Copy down every line where the string "Untitled" shows up.

(Data entries)
## BEGIN

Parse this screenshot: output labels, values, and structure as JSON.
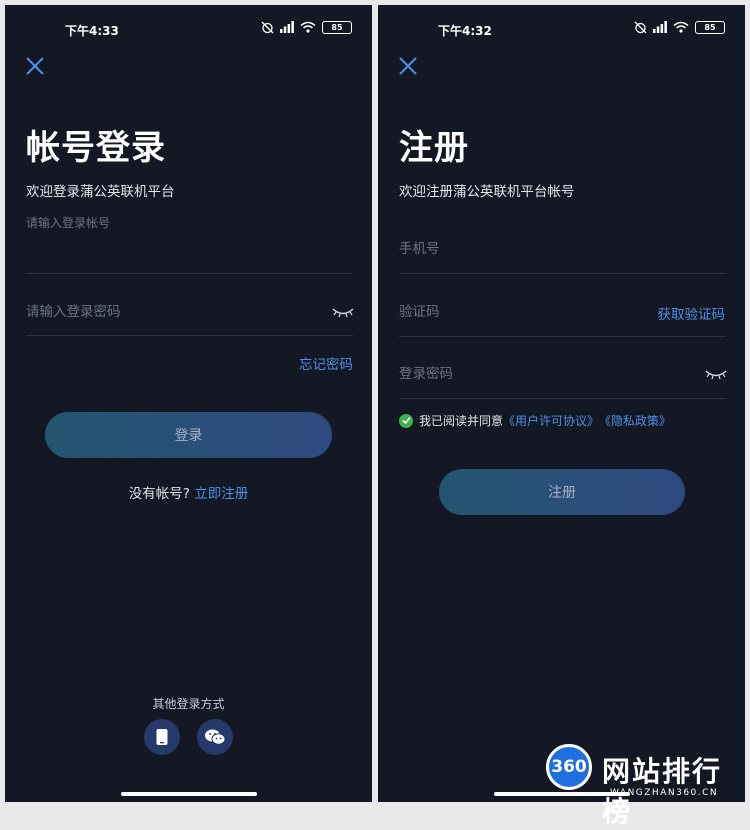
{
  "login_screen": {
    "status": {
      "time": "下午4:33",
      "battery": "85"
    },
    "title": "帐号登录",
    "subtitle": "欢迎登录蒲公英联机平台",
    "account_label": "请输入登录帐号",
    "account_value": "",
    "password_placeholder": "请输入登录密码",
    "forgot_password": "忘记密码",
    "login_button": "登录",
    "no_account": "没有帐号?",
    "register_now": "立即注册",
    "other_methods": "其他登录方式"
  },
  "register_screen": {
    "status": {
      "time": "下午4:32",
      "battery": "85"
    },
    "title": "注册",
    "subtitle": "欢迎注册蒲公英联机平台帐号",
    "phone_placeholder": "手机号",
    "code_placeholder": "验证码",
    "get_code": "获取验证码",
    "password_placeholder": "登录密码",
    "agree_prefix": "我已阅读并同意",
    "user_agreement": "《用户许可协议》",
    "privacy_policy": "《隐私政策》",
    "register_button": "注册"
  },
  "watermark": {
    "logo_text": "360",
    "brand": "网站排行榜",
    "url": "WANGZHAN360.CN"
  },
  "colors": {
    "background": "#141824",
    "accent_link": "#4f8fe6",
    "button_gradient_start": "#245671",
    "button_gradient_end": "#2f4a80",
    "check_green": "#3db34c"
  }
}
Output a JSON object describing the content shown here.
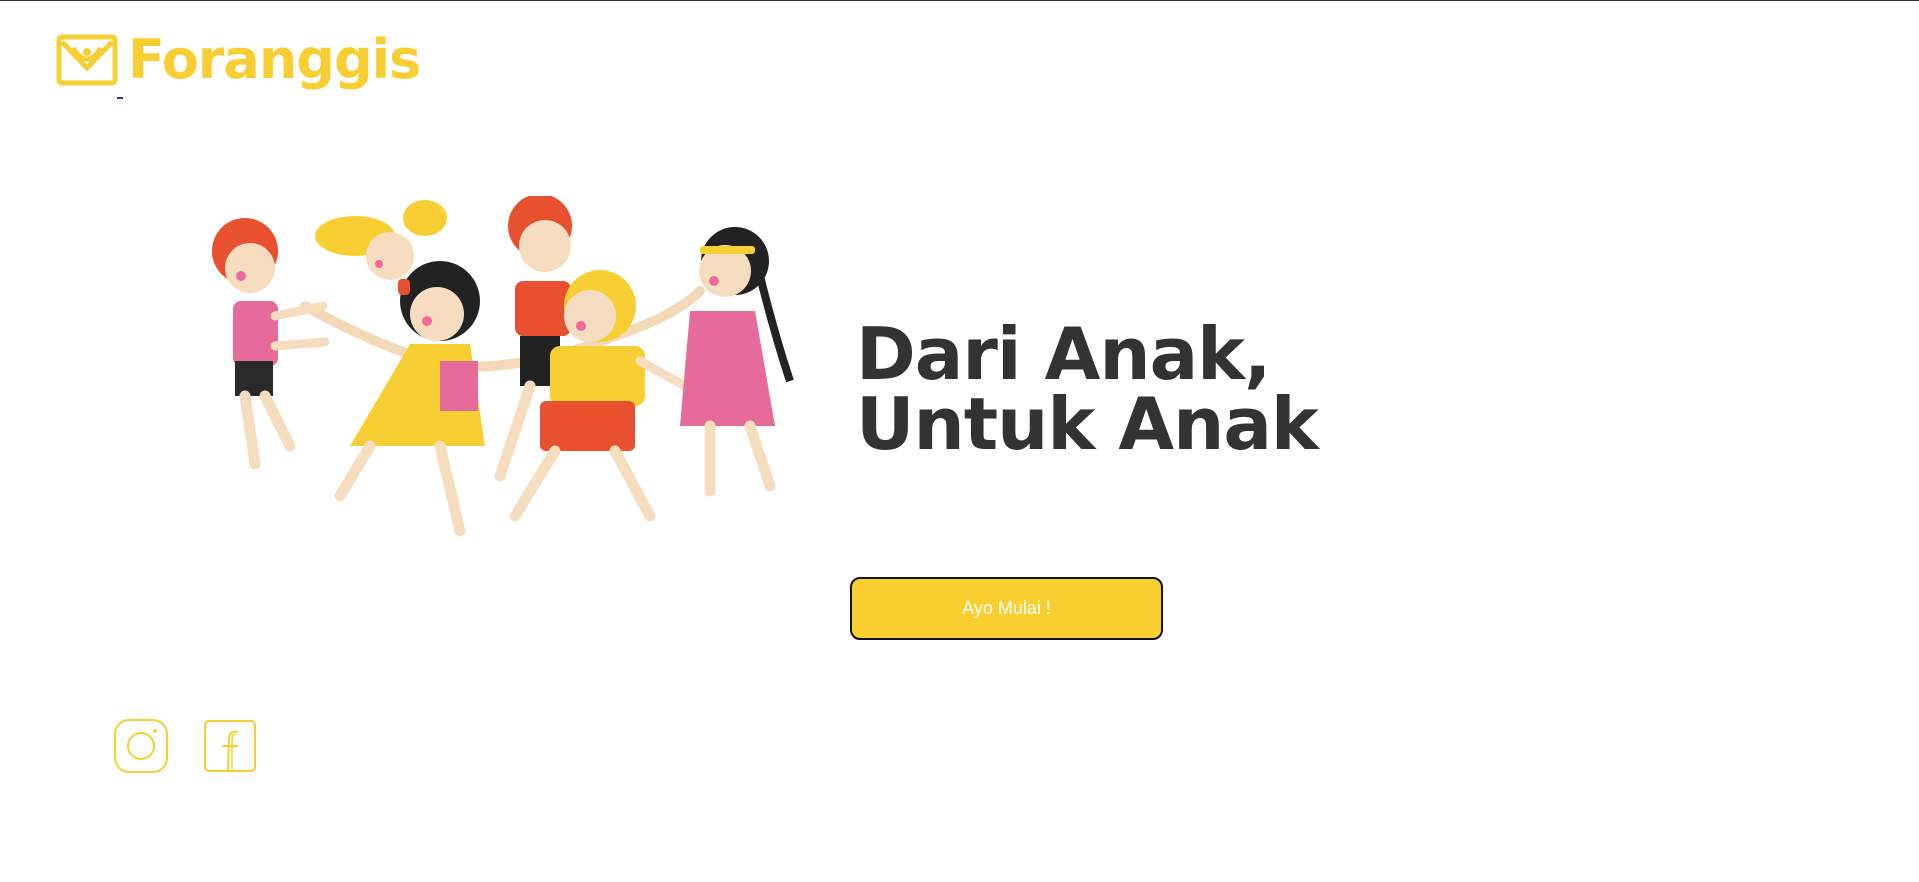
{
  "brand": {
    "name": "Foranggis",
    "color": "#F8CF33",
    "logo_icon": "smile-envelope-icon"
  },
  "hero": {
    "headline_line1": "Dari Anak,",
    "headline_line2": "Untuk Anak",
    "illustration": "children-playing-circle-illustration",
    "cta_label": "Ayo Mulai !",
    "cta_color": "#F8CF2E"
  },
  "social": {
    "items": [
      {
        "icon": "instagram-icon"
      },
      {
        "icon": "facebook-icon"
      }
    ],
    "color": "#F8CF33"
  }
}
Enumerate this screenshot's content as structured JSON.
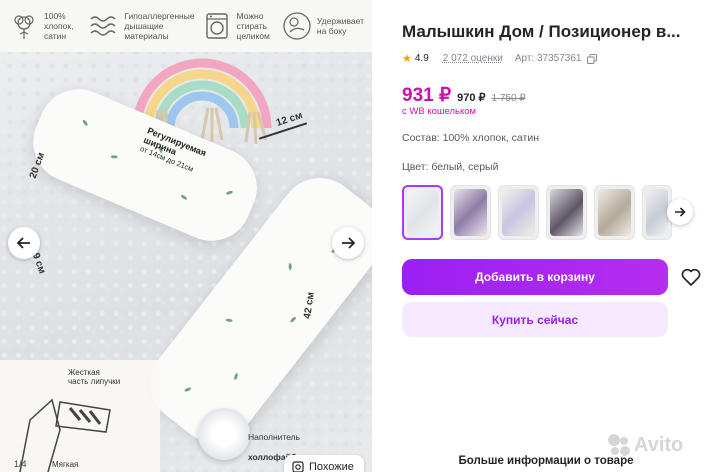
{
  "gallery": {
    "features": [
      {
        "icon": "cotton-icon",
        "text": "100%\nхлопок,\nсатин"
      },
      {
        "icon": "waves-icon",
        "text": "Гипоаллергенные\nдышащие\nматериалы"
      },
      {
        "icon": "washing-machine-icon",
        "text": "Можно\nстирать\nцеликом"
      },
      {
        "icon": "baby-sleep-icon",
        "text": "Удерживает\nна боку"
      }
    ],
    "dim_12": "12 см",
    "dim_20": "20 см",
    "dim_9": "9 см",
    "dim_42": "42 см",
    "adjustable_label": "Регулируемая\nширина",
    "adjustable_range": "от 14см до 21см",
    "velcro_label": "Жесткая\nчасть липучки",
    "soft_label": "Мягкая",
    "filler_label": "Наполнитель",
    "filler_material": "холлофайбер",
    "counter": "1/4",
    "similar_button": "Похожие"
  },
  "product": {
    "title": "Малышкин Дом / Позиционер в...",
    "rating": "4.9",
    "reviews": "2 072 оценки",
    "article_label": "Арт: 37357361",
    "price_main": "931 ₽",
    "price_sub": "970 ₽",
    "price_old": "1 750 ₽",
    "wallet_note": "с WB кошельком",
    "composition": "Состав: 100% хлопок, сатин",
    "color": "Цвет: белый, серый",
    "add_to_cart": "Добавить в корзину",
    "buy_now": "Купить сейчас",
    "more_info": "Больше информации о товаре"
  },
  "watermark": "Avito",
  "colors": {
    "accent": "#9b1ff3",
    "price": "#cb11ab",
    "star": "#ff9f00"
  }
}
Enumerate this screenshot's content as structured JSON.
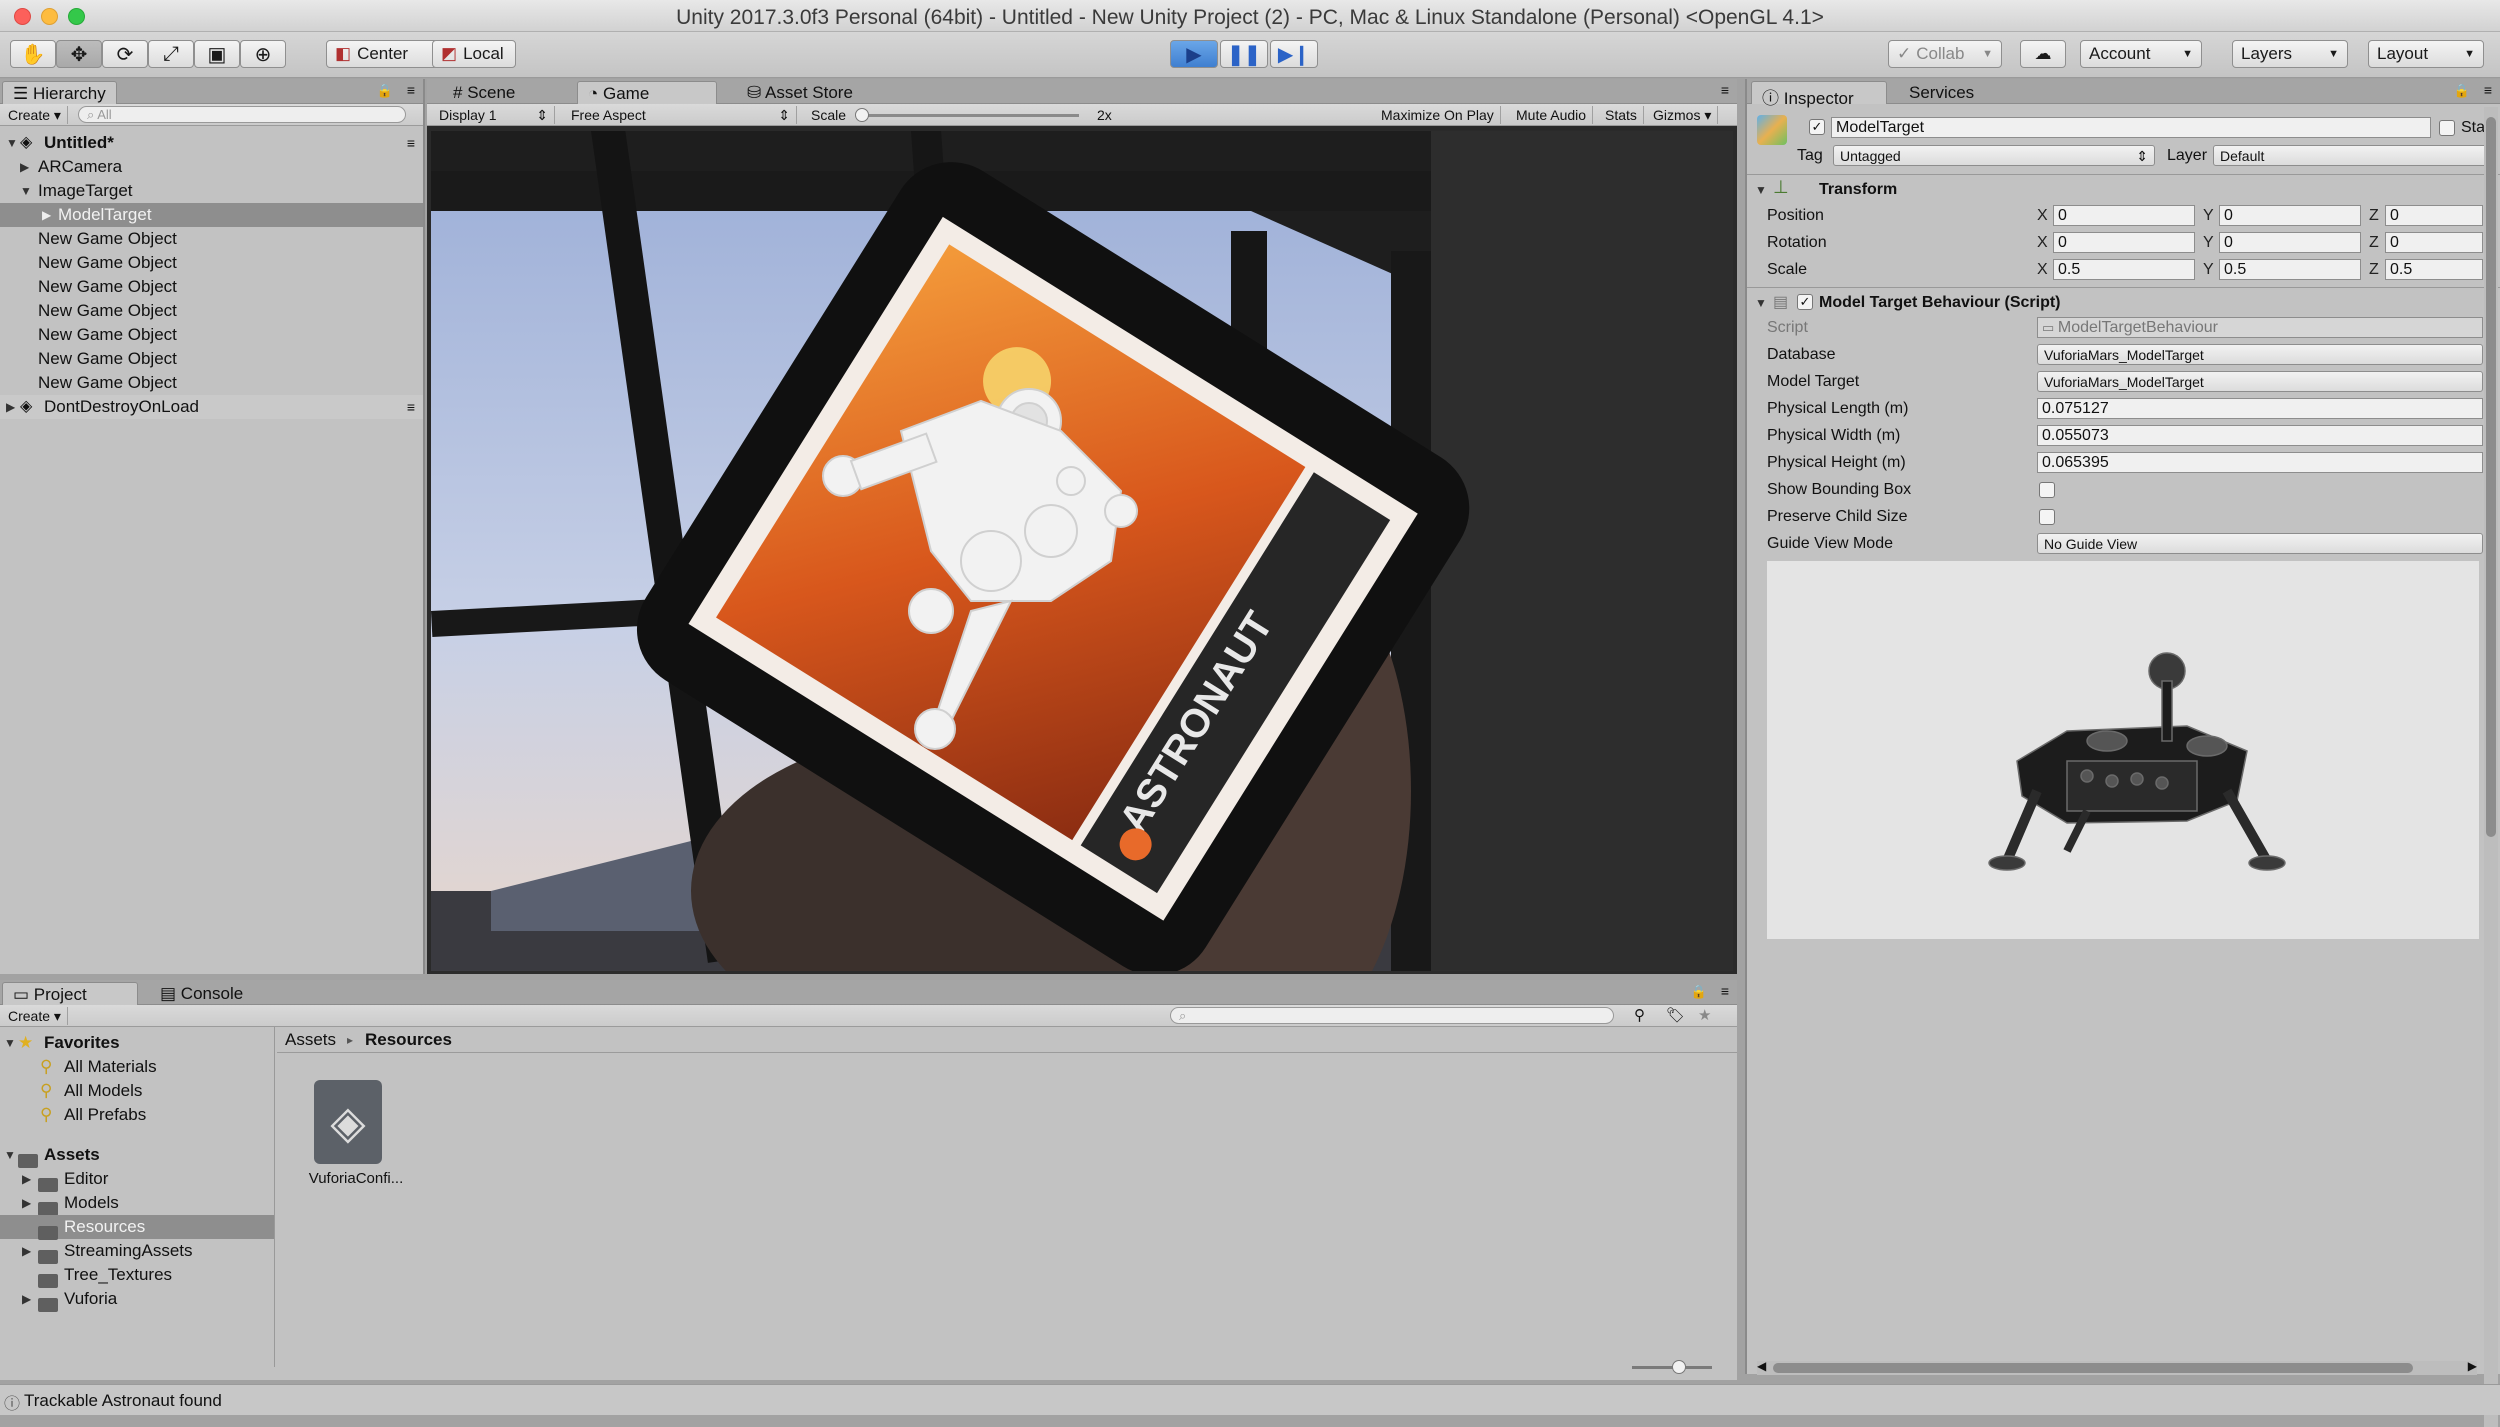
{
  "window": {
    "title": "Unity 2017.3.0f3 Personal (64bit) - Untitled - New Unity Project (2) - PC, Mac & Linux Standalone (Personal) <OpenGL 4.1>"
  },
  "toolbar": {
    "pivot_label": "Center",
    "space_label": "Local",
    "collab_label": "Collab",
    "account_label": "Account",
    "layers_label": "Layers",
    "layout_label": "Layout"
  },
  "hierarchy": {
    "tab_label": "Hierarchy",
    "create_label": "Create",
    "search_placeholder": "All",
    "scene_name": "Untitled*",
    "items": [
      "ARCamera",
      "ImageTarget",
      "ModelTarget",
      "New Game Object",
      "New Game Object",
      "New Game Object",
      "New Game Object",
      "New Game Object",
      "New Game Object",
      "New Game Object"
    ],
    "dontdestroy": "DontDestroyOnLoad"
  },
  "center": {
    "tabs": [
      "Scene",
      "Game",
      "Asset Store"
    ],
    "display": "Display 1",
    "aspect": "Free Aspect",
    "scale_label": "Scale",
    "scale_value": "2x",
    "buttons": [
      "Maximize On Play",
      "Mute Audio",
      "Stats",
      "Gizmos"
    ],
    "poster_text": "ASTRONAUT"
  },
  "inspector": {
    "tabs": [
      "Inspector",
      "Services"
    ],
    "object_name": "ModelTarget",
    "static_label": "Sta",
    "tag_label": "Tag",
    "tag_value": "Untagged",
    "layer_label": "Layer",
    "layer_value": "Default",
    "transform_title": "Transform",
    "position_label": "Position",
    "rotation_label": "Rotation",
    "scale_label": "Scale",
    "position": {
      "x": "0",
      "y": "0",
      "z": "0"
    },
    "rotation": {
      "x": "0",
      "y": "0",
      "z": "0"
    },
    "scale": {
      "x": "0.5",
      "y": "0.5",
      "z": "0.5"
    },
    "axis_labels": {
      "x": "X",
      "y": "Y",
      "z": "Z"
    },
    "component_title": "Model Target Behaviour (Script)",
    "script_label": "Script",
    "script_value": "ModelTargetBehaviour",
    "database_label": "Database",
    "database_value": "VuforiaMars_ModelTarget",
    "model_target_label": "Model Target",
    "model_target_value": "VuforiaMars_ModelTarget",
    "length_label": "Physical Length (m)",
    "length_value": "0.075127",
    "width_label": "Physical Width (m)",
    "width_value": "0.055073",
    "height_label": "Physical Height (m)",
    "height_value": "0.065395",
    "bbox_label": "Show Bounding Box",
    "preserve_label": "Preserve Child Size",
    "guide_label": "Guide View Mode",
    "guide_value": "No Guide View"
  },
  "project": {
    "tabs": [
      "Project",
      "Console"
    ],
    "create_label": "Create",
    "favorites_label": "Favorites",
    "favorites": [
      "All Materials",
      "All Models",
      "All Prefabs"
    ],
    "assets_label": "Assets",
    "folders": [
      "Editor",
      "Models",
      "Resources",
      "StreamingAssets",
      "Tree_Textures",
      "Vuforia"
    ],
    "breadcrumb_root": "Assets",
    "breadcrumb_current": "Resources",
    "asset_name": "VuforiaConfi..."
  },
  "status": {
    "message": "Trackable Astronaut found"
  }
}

## END

Finished exercise:
    "title": "Unity 2017.3.0f3 Personal (64bit) - Untitled - New Unity Project (2) - PC, Mac & Linux Standalone (Personal) <OpenGL 4.1>"
    "scene_name": "Untitled*",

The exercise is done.